### Exercise task
Could you print every record below exactly as it appears?
■ ■ ■
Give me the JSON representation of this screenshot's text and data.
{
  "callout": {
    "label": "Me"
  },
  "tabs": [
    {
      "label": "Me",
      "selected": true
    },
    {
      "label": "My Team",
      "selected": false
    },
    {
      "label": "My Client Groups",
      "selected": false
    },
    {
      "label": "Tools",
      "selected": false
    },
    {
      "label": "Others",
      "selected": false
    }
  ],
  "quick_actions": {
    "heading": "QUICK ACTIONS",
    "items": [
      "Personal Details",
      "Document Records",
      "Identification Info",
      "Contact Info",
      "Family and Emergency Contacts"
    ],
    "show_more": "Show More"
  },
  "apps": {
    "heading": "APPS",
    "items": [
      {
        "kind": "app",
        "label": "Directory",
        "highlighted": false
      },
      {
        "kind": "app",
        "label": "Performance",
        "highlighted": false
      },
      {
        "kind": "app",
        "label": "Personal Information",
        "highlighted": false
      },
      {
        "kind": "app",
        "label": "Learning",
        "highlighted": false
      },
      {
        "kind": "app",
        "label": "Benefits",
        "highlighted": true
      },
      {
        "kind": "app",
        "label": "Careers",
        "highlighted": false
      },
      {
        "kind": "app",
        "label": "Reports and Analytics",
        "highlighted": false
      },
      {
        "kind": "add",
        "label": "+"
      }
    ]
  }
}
■ ■ ■
### Full answer
Give me the JSON representation of this screenshot's text and data.
{
  "callout": {
    "label": "Me"
  },
  "tabs": [
    {
      "label": "Me",
      "selected": true
    },
    {
      "label": "My Team",
      "selected": false
    },
    {
      "label": "My Client Groups",
      "selected": false
    },
    {
      "label": "Tools",
      "selected": false
    },
    {
      "label": "Others",
      "selected": false
    }
  ],
  "quick_actions": {
    "heading": "QUICK ACTIONS",
    "items": [
      "Personal Details",
      "Document Records",
      "Identification Info",
      "Contact Info",
      "Family and Emergency Contacts"
    ],
    "show_more": "Show More"
  },
  "apps": {
    "heading": "APPS",
    "items": [
      {
        "kind": "app",
        "label": "Directory",
        "highlighted": false
      },
      {
        "kind": "app",
        "label": "Performance",
        "highlighted": false
      },
      {
        "kind": "app",
        "label": "Personal Information",
        "highlighted": false
      },
      {
        "kind": "app",
        "label": "Learning",
        "highlighted": false
      },
      {
        "kind": "app",
        "label": "Benefits",
        "highlighted": true
      },
      {
        "kind": "app",
        "label": "Careers",
        "highlighted": false
      },
      {
        "kind": "app",
        "label": "Reports and Analytics",
        "highlighted": false
      },
      {
        "kind": "add",
        "label": "+"
      }
    ]
  }
}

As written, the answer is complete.